→ STORED ROWS:
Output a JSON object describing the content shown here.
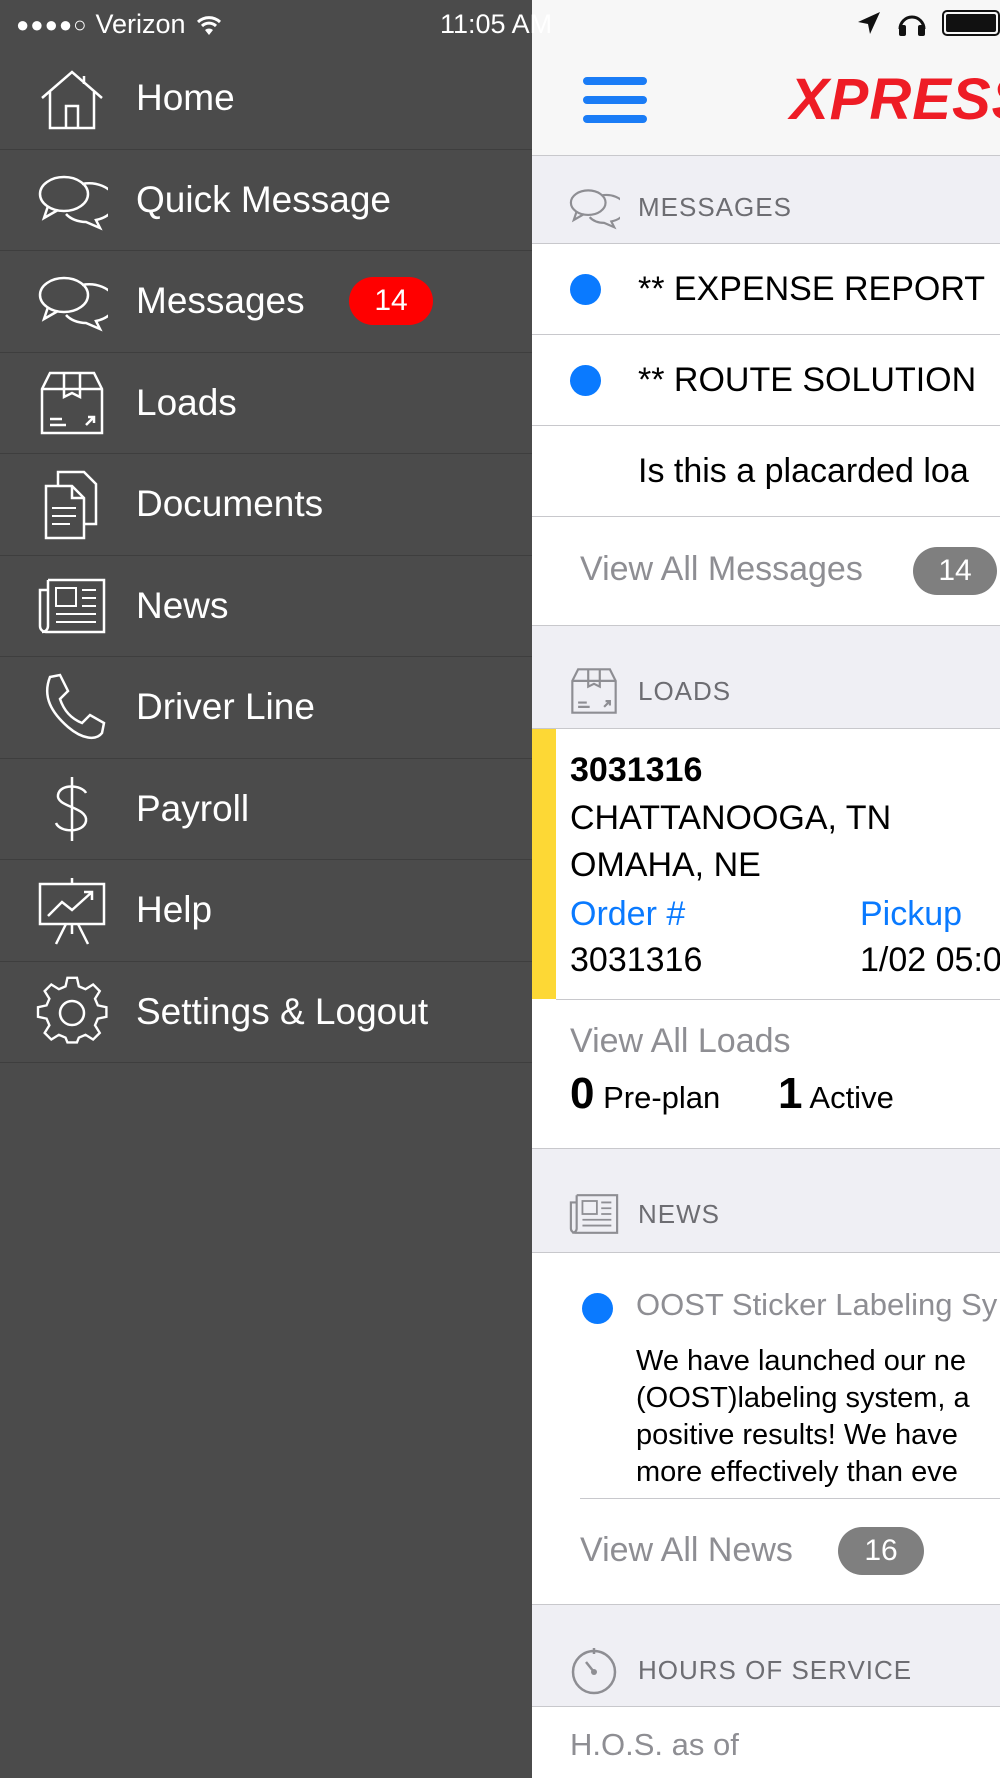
{
  "status_bar": {
    "signal": "●●●●○",
    "carrier": "Verizon",
    "time": "11:05 AM"
  },
  "drawer": {
    "items": [
      {
        "label": "Home",
        "icon": "home-icon"
      },
      {
        "label": "Quick Message",
        "icon": "chat-bubbles-icon"
      },
      {
        "label": "Messages",
        "icon": "chat-bubbles-icon",
        "badge": "14"
      },
      {
        "label": "Loads",
        "icon": "box-icon"
      },
      {
        "label": "Documents",
        "icon": "documents-icon"
      },
      {
        "label": "News",
        "icon": "newspaper-icon"
      },
      {
        "label": "Driver Line",
        "icon": "phone-icon"
      },
      {
        "label": "Payroll",
        "icon": "dollar-icon"
      },
      {
        "label": "Help",
        "icon": "presentation-chart-icon"
      },
      {
        "label": "Settings & Logout",
        "icon": "gear-icon"
      }
    ]
  },
  "header": {
    "logo_text": "XPRESS"
  },
  "messages": {
    "title": "MESSAGES",
    "items": [
      "** EXPENSE REPORT",
      "** ROUTE SOLUTION",
      "Is this a placarded loa"
    ],
    "view_all": "View All Messages",
    "count": "14"
  },
  "loads": {
    "title": "LOADS",
    "load_number": "3031316",
    "origin": "CHATTANOOGA, TN",
    "destination": "OMAHA, NE",
    "order_label": "Order #",
    "order_value": "3031316",
    "pickup_label": "Pickup",
    "pickup_value": "1/02 05:0",
    "view_all": "View All Loads",
    "preplan_count": "0",
    "preplan_label": "Pre-plan",
    "active_count": "1",
    "active_label": "Active"
  },
  "news": {
    "title": "NEWS",
    "item_title": "OOST Sticker Labeling Sy",
    "item_body": [
      "We have launched our ne",
      "(OOST)labeling system, a",
      "positive results! We have",
      "more effectively than eve"
    ],
    "view_all": "View All News",
    "count": "16"
  },
  "hos": {
    "title": "HOURS OF SERVICE",
    "as_of": "H.O.S. as of"
  },
  "colors": {
    "accent_blue": "#0a7aff",
    "drawer_bg": "#4b4b4b",
    "badge_red": "#ff0000",
    "load_bar": "#fdd835",
    "logo_red": "#ee1c25"
  }
}
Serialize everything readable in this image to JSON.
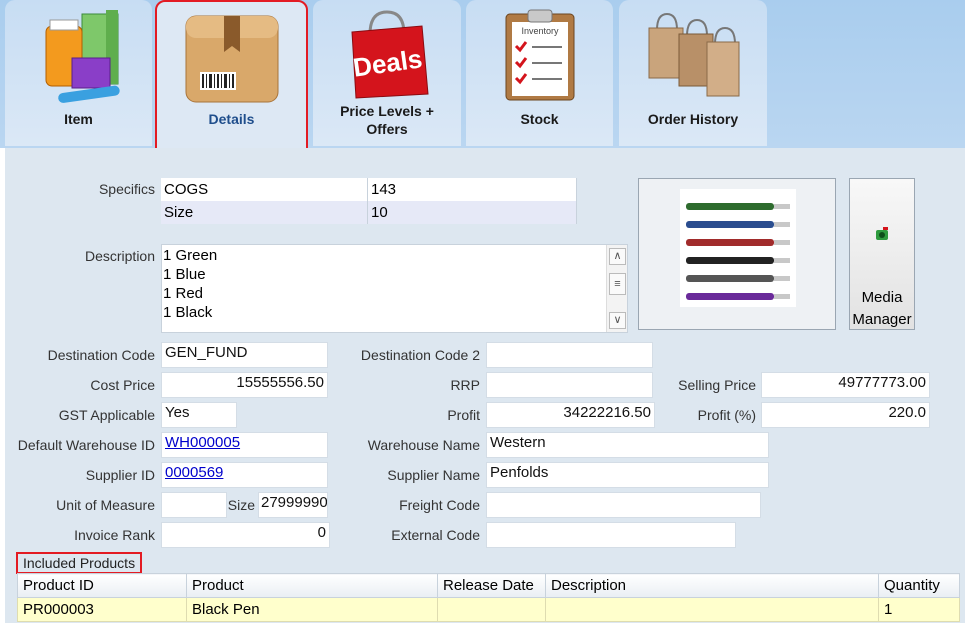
{
  "tabs": [
    {
      "label": "Item",
      "active": false
    },
    {
      "label": "Details",
      "active": true
    },
    {
      "label": "Price Levels + Offers",
      "active": false
    },
    {
      "label": "Stock",
      "active": false
    },
    {
      "label": "Order History",
      "active": false
    }
  ],
  "deals_text": "Deals",
  "inventory_text": "Inventory",
  "specifics": {
    "label": "Specifics",
    "rows": [
      {
        "name": "COGS",
        "value": "143"
      },
      {
        "name": "Size",
        "value": "10"
      }
    ]
  },
  "description": {
    "label": "Description",
    "text": "1 Green\n1 Blue\n1 Red\n1 Black"
  },
  "media_manager_label": "Media Manager",
  "fields": {
    "destination_code": {
      "label": "Destination Code",
      "value": "GEN_FUND"
    },
    "destination_code_2": {
      "label": "Destination Code 2",
      "value": ""
    },
    "cost_price": {
      "label": "Cost Price",
      "value": "15555556.50"
    },
    "rrp": {
      "label": "RRP",
      "value": ""
    },
    "selling_price": {
      "label": "Selling Price",
      "value": "49777773.00"
    },
    "gst_applicable": {
      "label": "GST Applicable",
      "value": "Yes"
    },
    "profit": {
      "label": "Profit",
      "value": "34222216.50"
    },
    "profit_pct": {
      "label": "Profit (%)",
      "value": "220.0"
    },
    "default_warehouse_id": {
      "label": "Default Warehouse ID",
      "value": "WH000005"
    },
    "warehouse_name": {
      "label": "Warehouse Name",
      "value": "Western"
    },
    "supplier_id": {
      "label": "Supplier ID",
      "value": "0000569"
    },
    "supplier_name": {
      "label": "Supplier Name",
      "value": "Penfolds"
    },
    "unit_of_measure": {
      "label": "Unit of Measure",
      "value": ""
    },
    "size": {
      "label": "Size",
      "value": "27999990"
    },
    "freight_code": {
      "label": "Freight Code",
      "value": ""
    },
    "invoice_rank": {
      "label": "Invoice Rank",
      "value": "0"
    },
    "external_code": {
      "label": "External Code",
      "value": ""
    }
  },
  "included_products": {
    "label": "Included Products",
    "columns": [
      "Product ID",
      "Product",
      "Release Date",
      "Description",
      "Quantity"
    ],
    "rows": [
      {
        "product_id": "PR000003",
        "product": "Black Pen",
        "release_date": "",
        "description": "",
        "quantity": "1"
      }
    ]
  },
  "pen_colors": [
    "#2e6b2e",
    "#2a4d8f",
    "#a12b2b",
    "#222222",
    "#555555",
    "#6a2a9a"
  ]
}
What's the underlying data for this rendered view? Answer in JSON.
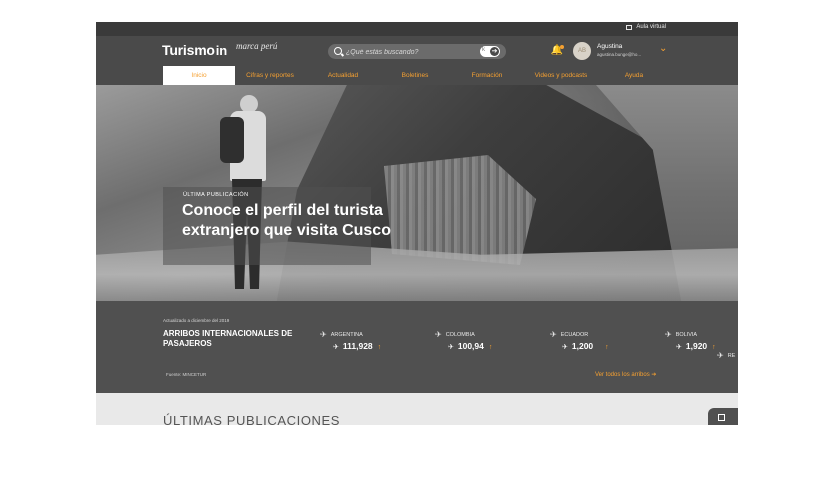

→ THE REQUEST: Write the listing out a second time exactly, dropping all images.

→ REPLY TO THE EXERCISE:
Output a JSON object describing the content shown here.
{
  "status_bar": {
    "signal": "●●●●○",
    "carrier": "Verizon",
    "time": "11:05 AM"
  },
  "drawer": {
    "items": [
      {
        "label": "Home",
        "icon": "home-icon"
      },
      {
        "label": "Quick Message",
        "icon": "chat-bubbles-icon"
      },
      {
        "label": "Messages",
        "icon": "chat-bubbles-icon",
        "badge": "14"
      },
      {
        "label": "Loads",
        "icon": "box-icon"
      },
      {
        "label": "Documents",
        "icon": "documents-icon"
      },
      {
        "label": "News",
        "icon": "newspaper-icon"
      },
      {
        "label": "Driver Line",
        "icon": "phone-icon"
      },
      {
        "label": "Payroll",
        "icon": "dollar-icon"
      },
      {
        "label": "Help",
        "icon": "presentation-chart-icon"
      },
      {
        "label": "Settings & Logout",
        "icon": "gear-icon"
      }
    ]
  },
  "header": {
    "logo_text": "XPRESS"
  },
  "messages": {
    "title": "MESSAGES",
    "items": [
      "** EXPENSE REPORT",
      "** ROUTE SOLUTION",
      "Is this a placarded loa"
    ],
    "view_all": "View All Messages",
    "count": "14"
  },
  "loads": {
    "title": "LOADS",
    "load_number": "3031316",
    "origin": "CHATTANOOGA, TN",
    "destination": "OMAHA, NE",
    "order_label": "Order #",
    "order_value": "3031316",
    "pickup_label": "Pickup",
    "pickup_value": "1/02 05:0",
    "view_all": "View All Loads",
    "preplan_count": "0",
    "preplan_label": "Pre-plan",
    "active_count": "1",
    "active_label": "Active"
  },
  "news": {
    "title": "NEWS",
    "item_title": "OOST Sticker Labeling Sy",
    "item_body": [
      "We have launched our ne",
      "(OOST)labeling system, a",
      "positive results! We have",
      "more effectively than eve"
    ],
    "view_all": "View All News",
    "count": "16"
  },
  "hos": {
    "title": "HOURS OF SERVICE",
    "as_of": "H.O.S. as of"
  },
  "colors": {
    "accent_blue": "#0a7aff",
    "drawer_bg": "#4b4b4b",
    "badge_red": "#ff0000",
    "load_bar": "#fdd835",
    "logo_red": "#ee1c25"
  }
}
Serialize everything readable in this image to JSON.
{
  "tabs": [
    {
      "label": "Item",
      "active": false
    },
    {
      "label": "Details",
      "active": true
    },
    {
      "label": "Price Levels + Offers",
      "active": false
    },
    {
      "label": "Stock",
      "active": false
    },
    {
      "label": "Order History",
      "active": false
    }
  ],
  "deals_text": "Deals",
  "inventory_text": "Inventory",
  "specifics": {
    "label": "Specifics",
    "rows": [
      {
        "name": "COGS",
        "value": "143"
      },
      {
        "name": "Size",
        "value": "10"
      }
    ]
  },
  "description": {
    "label": "Description",
    "text": "1 Green\n1 Blue\n1 Red\n1 Black"
  },
  "media_manager_label": "Media Manager",
  "fields": {
    "destination_code": {
      "label": "Destination Code",
      "value": "GEN_FUND"
    },
    "destination_code_2": {
      "label": "Destination Code 2",
      "value": ""
    },
    "cost_price": {
      "label": "Cost Price",
      "value": "15555556.50"
    },
    "rrp": {
      "label": "RRP",
      "value": ""
    },
    "selling_price": {
      "label": "Selling Price",
      "value": "49777773.00"
    },
    "gst_applicable": {
      "label": "GST Applicable",
      "value": "Yes"
    },
    "profit": {
      "label": "Profit",
      "value": "34222216.50"
    },
    "profit_pct": {
      "label": "Profit (%)",
      "value": "220.0"
    },
    "default_warehouse_id": {
      "label": "Default Warehouse ID",
      "value": "WH000005"
    },
    "warehouse_name": {
      "label": "Warehouse Name",
      "value": "Western"
    },
    "supplier_id": {
      "label": "Supplier ID",
      "value": "0000569"
    },
    "supplier_name": {
      "label": "Supplier Name",
      "value": "Penfolds"
    },
    "unit_of_measure": {
      "label": "Unit of Measure",
      "value": ""
    },
    "size": {
      "label": "Size",
      "value": "27999990"
    },
    "freight_code": {
      "label": "Freight Code",
      "value": ""
    },
    "invoice_rank": {
      "label": "Invoice Rank",
      "value": "0"
    },
    "external_code": {
      "label": "External Code",
      "value": ""
    }
  },
  "included_products": {
    "label": "Included Products",
    "columns": [
      "Product ID",
      "Product",
      "Release Date",
      "Description",
      "Quantity"
    ],
    "rows": [
      {
        "product_id": "PR000003",
        "product": "Black Pen",
        "release_date": "",
        "description": "",
        "quantity": "1"
      }
    ]
  },
  "pen_colors": [
    "#2e6b2e",
    "#2a4d8f",
    "#a12b2b",
    "#222222",
    "#555555",
    "#6a2a9a"
  ]
}
What's the underlying data for this rendered view? Answer in JSON.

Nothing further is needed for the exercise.